* **OBJECTIVE**
Skip every picture and transcribe the remaining material exactly.

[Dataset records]
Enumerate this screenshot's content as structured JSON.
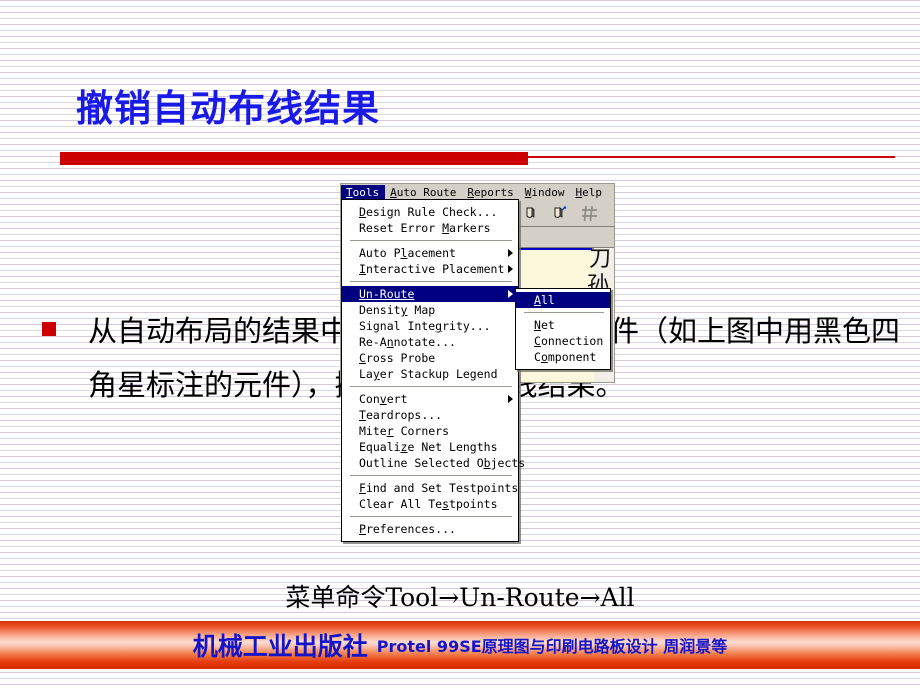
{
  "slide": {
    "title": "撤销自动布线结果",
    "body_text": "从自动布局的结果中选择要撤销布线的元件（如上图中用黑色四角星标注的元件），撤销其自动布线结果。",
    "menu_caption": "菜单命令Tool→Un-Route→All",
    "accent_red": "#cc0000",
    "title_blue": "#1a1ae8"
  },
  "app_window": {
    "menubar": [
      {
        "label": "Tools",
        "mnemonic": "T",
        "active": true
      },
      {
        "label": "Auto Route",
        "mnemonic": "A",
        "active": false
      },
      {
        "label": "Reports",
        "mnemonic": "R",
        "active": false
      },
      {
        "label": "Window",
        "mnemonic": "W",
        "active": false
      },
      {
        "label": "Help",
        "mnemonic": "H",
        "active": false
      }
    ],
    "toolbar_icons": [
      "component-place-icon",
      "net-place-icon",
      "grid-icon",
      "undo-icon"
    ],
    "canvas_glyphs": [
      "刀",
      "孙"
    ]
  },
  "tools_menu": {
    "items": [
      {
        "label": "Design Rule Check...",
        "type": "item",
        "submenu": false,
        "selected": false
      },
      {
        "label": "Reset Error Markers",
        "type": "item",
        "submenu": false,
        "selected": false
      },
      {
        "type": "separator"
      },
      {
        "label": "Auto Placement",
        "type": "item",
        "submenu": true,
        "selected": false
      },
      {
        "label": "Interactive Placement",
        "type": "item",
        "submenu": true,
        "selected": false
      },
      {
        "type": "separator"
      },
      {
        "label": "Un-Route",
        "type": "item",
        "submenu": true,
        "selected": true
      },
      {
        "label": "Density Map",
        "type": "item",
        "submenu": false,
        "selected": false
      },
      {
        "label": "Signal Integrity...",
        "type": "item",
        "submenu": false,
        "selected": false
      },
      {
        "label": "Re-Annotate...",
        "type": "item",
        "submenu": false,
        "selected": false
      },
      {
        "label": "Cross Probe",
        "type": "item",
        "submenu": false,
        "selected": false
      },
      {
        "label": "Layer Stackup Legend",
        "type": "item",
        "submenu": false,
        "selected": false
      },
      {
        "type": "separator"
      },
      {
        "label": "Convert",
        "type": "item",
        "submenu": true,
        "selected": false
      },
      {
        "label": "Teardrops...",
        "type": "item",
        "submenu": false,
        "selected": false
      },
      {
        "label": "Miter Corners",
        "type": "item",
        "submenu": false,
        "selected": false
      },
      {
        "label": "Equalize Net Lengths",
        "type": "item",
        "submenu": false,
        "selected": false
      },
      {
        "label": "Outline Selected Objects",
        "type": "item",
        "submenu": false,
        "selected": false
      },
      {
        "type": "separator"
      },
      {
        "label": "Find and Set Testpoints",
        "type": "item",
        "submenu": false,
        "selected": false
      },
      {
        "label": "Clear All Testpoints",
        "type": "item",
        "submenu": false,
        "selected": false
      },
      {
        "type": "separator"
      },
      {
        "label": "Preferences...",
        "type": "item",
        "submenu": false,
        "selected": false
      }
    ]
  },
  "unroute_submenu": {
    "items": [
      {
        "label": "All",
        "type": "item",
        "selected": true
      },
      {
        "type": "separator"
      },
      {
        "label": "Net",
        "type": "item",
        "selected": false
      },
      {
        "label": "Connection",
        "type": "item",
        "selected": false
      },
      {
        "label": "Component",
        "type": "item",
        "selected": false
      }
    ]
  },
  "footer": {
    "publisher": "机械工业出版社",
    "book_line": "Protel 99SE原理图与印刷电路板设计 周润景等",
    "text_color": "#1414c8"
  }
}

* **EXPECTED ANSWER**
Enumerate this screenshot's content as structured JSON.
{
  "slide": {
    "title": "撤销自动布线结果",
    "body_text": "从自动布局的结果中选择要撤销布线的元件（如上图中用黑色四角星标注的元件），撤销其自动布线结果。",
    "menu_caption": "菜单命令Tool→Un-Route→All",
    "accent_red": "#cc0000",
    "title_blue": "#1a1ae8"
  },
  "app_window": {
    "menubar": [
      {
        "label": "Tools",
        "mnemonic": "T",
        "active": true
      },
      {
        "label": "Auto Route",
        "mnemonic": "A",
        "active": false
      },
      {
        "label": "Reports",
        "mnemonic": "R",
        "active": false
      },
      {
        "label": "Window",
        "mnemonic": "W",
        "active": false
      },
      {
        "label": "Help",
        "mnemonic": "H",
        "active": false
      }
    ],
    "toolbar_icons": [
      "component-place-icon",
      "net-place-icon",
      "grid-icon",
      "undo-icon"
    ],
    "canvas_glyphs": [
      "刀",
      "孙"
    ]
  },
  "tools_menu": {
    "items": [
      {
        "label": "Design Rule Check...",
        "type": "item",
        "submenu": false,
        "selected": false
      },
      {
        "label": "Reset Error Markers",
        "type": "item",
        "submenu": false,
        "selected": false
      },
      {
        "type": "separator"
      },
      {
        "label": "Auto Placement",
        "type": "item",
        "submenu": true,
        "selected": false
      },
      {
        "label": "Interactive Placement",
        "type": "item",
        "submenu": true,
        "selected": false
      },
      {
        "type": "separator"
      },
      {
        "label": "Un-Route",
        "type": "item",
        "submenu": true,
        "selected": true
      },
      {
        "label": "Density Map",
        "type": "item",
        "submenu": false,
        "selected": false
      },
      {
        "label": "Signal Integrity...",
        "type": "item",
        "submenu": false,
        "selected": false
      },
      {
        "label": "Re-Annotate...",
        "type": "item",
        "submenu": false,
        "selected": false
      },
      {
        "label": "Cross Probe",
        "type": "item",
        "submenu": false,
        "selected": false
      },
      {
        "label": "Layer Stackup Legend",
        "type": "item",
        "submenu": false,
        "selected": false
      },
      {
        "type": "separator"
      },
      {
        "label": "Convert",
        "type": "item",
        "submenu": true,
        "selected": false
      },
      {
        "label": "Teardrops...",
        "type": "item",
        "submenu": false,
        "selected": false
      },
      {
        "label": "Miter Corners",
        "type": "item",
        "submenu": false,
        "selected": false
      },
      {
        "label": "Equalize Net Lengths",
        "type": "item",
        "submenu": false,
        "selected": false
      },
      {
        "label": "Outline Selected Objects",
        "type": "item",
        "submenu": false,
        "selected": false
      },
      {
        "type": "separator"
      },
      {
        "label": "Find and Set Testpoints",
        "type": "item",
        "submenu": false,
        "selected": false
      },
      {
        "label": "Clear All Testpoints",
        "type": "item",
        "submenu": false,
        "selected": false
      },
      {
        "type": "separator"
      },
      {
        "label": "Preferences...",
        "type": "item",
        "submenu": false,
        "selected": false
      }
    ]
  },
  "unroute_submenu": {
    "items": [
      {
        "label": "All",
        "type": "item",
        "selected": true
      },
      {
        "type": "separator"
      },
      {
        "label": "Net",
        "type": "item",
        "selected": false
      },
      {
        "label": "Connection",
        "type": "item",
        "selected": false
      },
      {
        "label": "Component",
        "type": "item",
        "selected": false
      }
    ]
  },
  "footer": {
    "publisher": "机械工业出版社",
    "book_line": "Protel 99SE原理图与印刷电路板设计 周润景等",
    "text_color": "#1414c8"
  }
}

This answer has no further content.